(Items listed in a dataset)
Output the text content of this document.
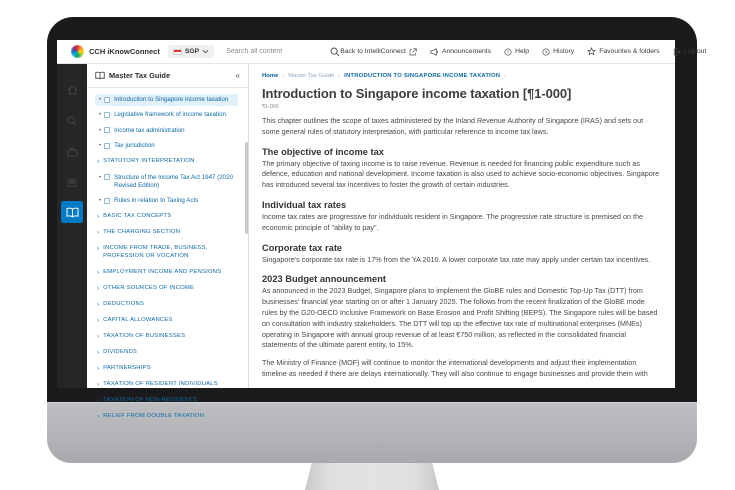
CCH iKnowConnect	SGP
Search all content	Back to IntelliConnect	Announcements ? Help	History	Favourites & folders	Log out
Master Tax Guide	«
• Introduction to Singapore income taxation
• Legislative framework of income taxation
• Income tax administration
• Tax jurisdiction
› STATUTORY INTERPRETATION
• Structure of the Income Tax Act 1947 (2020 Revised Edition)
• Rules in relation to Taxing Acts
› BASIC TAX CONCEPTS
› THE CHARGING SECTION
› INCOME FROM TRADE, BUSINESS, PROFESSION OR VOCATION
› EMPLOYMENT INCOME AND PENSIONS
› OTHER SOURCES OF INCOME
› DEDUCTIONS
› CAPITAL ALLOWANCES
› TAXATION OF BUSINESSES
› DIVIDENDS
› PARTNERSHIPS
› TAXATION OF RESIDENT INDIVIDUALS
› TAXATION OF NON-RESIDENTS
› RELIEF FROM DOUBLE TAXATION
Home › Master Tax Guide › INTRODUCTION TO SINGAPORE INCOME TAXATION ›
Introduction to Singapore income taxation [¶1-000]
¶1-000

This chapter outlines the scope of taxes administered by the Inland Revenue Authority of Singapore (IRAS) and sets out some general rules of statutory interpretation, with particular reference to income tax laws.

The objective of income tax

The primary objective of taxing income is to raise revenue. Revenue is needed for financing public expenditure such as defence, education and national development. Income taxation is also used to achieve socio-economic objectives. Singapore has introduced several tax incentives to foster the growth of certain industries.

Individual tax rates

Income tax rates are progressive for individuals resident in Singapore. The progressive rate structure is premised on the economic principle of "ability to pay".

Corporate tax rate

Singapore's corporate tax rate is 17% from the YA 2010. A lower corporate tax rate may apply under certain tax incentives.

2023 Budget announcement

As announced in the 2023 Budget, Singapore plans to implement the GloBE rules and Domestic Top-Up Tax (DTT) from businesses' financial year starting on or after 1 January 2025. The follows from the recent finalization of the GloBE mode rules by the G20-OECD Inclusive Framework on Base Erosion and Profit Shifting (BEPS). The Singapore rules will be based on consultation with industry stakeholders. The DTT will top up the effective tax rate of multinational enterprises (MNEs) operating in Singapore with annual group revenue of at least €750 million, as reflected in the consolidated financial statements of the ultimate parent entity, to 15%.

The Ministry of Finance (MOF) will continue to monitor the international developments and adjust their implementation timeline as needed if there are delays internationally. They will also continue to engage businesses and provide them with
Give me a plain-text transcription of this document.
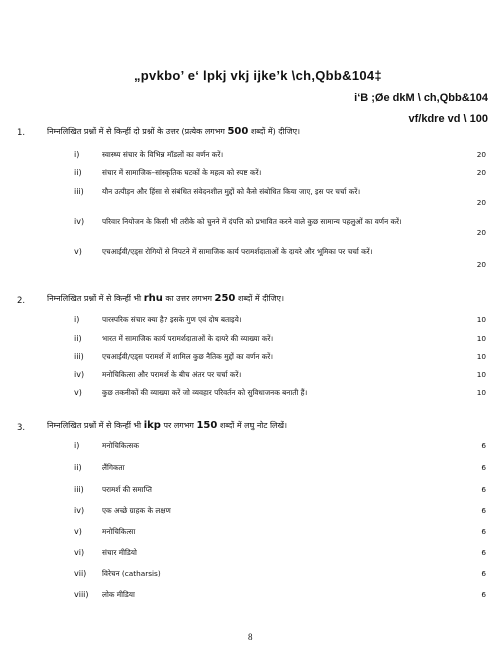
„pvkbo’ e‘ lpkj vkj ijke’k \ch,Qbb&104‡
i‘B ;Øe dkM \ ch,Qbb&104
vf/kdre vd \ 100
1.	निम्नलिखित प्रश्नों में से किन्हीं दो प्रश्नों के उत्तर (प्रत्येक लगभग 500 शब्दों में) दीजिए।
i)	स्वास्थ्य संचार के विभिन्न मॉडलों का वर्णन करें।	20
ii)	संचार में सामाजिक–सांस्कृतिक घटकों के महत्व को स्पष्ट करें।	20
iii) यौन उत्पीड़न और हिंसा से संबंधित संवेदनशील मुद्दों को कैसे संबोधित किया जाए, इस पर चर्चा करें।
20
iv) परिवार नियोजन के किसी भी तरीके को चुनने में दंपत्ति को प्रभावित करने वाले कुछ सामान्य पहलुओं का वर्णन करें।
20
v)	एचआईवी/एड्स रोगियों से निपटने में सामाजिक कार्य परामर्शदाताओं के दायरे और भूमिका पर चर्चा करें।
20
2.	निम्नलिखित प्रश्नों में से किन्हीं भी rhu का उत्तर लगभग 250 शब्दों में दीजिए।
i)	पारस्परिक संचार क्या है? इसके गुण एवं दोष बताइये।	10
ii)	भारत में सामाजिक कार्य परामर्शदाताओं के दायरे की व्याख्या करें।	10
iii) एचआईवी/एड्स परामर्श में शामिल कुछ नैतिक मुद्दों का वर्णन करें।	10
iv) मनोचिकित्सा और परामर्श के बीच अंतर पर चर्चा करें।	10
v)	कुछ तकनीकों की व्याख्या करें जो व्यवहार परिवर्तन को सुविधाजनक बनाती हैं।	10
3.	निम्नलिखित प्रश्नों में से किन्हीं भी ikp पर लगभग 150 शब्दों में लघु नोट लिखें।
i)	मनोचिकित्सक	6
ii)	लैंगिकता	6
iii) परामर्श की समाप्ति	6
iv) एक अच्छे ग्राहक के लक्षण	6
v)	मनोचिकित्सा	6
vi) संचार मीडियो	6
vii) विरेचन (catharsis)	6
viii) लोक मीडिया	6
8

* * *

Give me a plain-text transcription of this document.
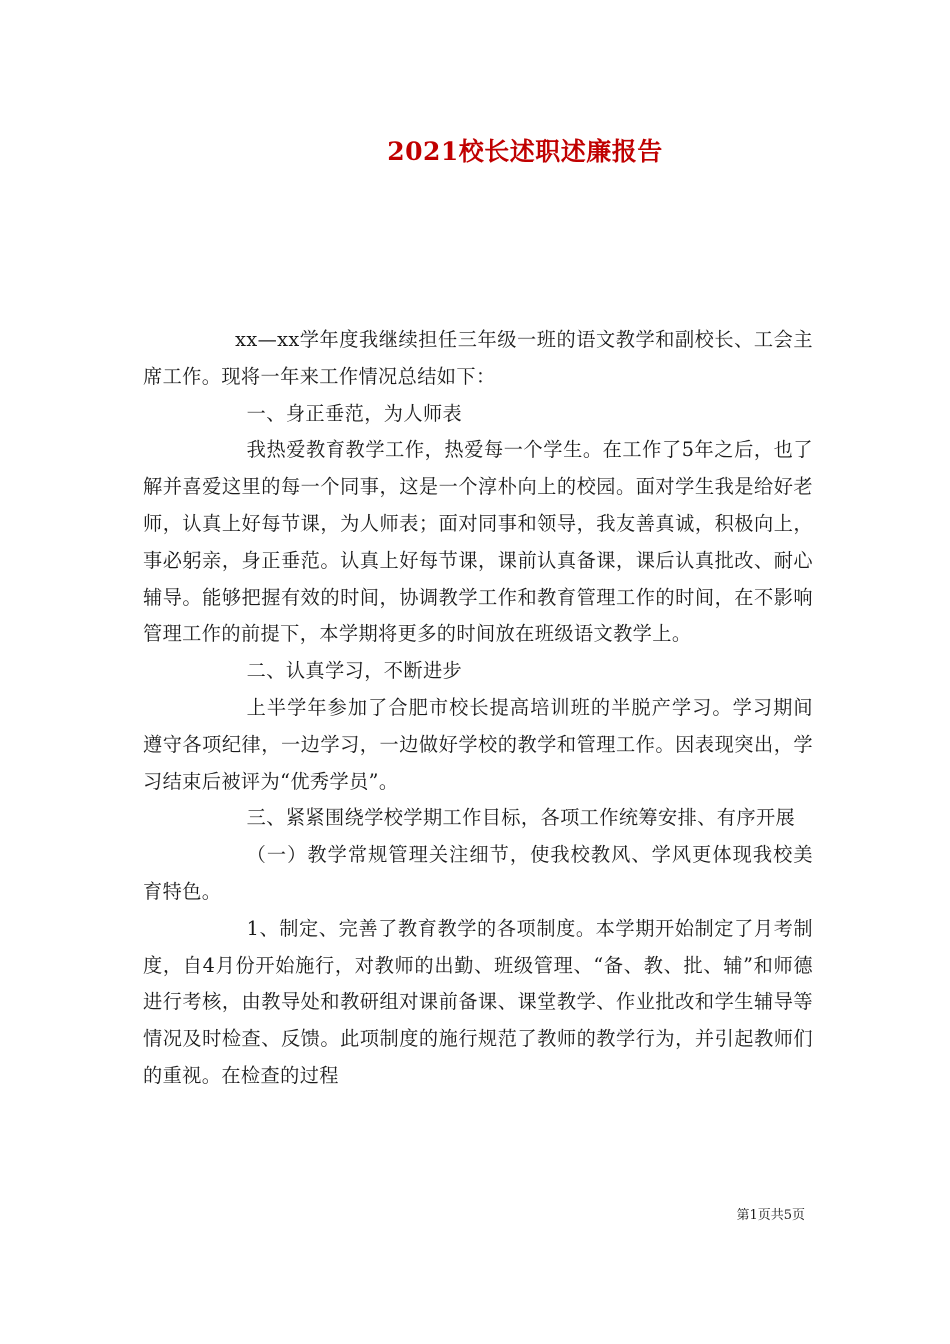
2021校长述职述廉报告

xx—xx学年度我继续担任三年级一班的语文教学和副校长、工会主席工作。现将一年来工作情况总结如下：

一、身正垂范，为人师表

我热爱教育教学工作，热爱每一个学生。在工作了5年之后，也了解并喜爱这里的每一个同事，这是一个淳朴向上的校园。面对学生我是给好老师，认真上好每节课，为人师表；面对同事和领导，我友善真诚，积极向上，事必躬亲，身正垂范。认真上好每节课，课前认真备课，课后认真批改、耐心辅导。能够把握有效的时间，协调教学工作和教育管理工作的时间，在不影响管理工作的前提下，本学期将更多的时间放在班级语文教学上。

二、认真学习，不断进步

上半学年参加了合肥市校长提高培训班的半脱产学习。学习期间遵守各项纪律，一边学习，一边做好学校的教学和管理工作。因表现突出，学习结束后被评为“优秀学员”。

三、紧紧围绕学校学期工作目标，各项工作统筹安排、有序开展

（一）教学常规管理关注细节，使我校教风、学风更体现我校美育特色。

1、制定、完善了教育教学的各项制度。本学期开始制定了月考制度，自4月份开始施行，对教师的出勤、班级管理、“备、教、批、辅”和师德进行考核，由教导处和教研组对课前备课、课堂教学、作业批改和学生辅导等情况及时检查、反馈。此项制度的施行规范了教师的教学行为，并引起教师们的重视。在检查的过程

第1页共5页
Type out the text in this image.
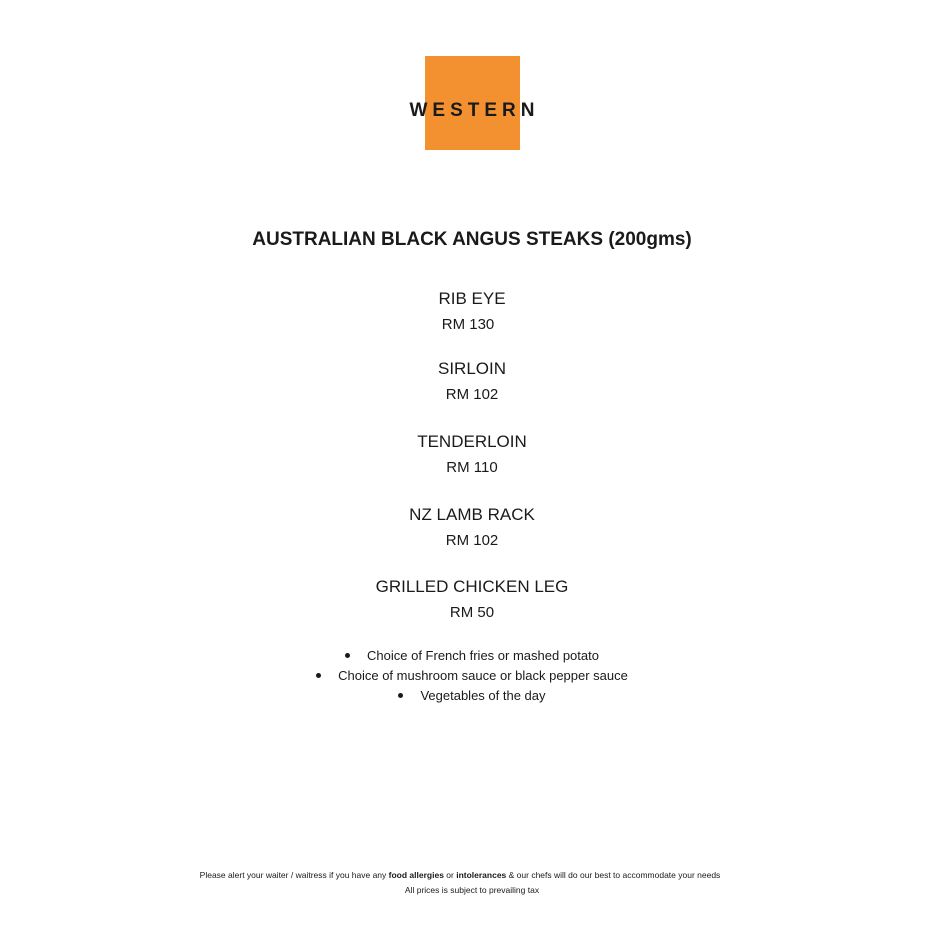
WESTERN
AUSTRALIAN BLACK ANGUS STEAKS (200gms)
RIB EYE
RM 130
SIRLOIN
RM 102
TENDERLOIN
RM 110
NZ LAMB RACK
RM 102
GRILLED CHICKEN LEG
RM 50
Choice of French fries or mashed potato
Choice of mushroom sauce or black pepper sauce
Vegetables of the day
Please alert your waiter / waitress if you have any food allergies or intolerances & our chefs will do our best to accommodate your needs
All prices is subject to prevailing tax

---

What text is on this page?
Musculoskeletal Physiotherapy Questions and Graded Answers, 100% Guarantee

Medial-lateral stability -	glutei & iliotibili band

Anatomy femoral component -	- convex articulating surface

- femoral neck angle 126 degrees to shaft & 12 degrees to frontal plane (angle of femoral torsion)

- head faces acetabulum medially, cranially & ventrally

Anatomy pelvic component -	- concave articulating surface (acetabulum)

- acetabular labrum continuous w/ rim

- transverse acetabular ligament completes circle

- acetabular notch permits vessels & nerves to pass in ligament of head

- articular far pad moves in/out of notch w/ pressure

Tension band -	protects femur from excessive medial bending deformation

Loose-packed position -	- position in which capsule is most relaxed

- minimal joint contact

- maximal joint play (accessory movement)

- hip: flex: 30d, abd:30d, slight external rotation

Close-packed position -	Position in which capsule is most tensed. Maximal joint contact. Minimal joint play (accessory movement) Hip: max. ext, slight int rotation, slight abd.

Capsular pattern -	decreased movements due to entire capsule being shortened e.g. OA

■ PROBLEM TO WORK ON: Show the lines of the data that hold the word "为人师表".

■ REPLY TO THE TASK:
一、身正垂范，为人师表
我热爱教育教学工作，热爱每一个学生。在工作了5年之后，也了解并喜爱这里的每一个同事，这是一个淳朴向上的校园。面对学生我是给好老师，认真上好每节课，为人师表；面对同事和领导，我友善真诚，积极向上，事必躬亲，身正垂范。认真上好每节课，课前认真备课，课后认真批改、耐心辅导。能够把握有效的时间，协调教学工作和教育管理工作的时间，在不影响管理工作的前提下，本学期将更多的时间放在班级语文教学上。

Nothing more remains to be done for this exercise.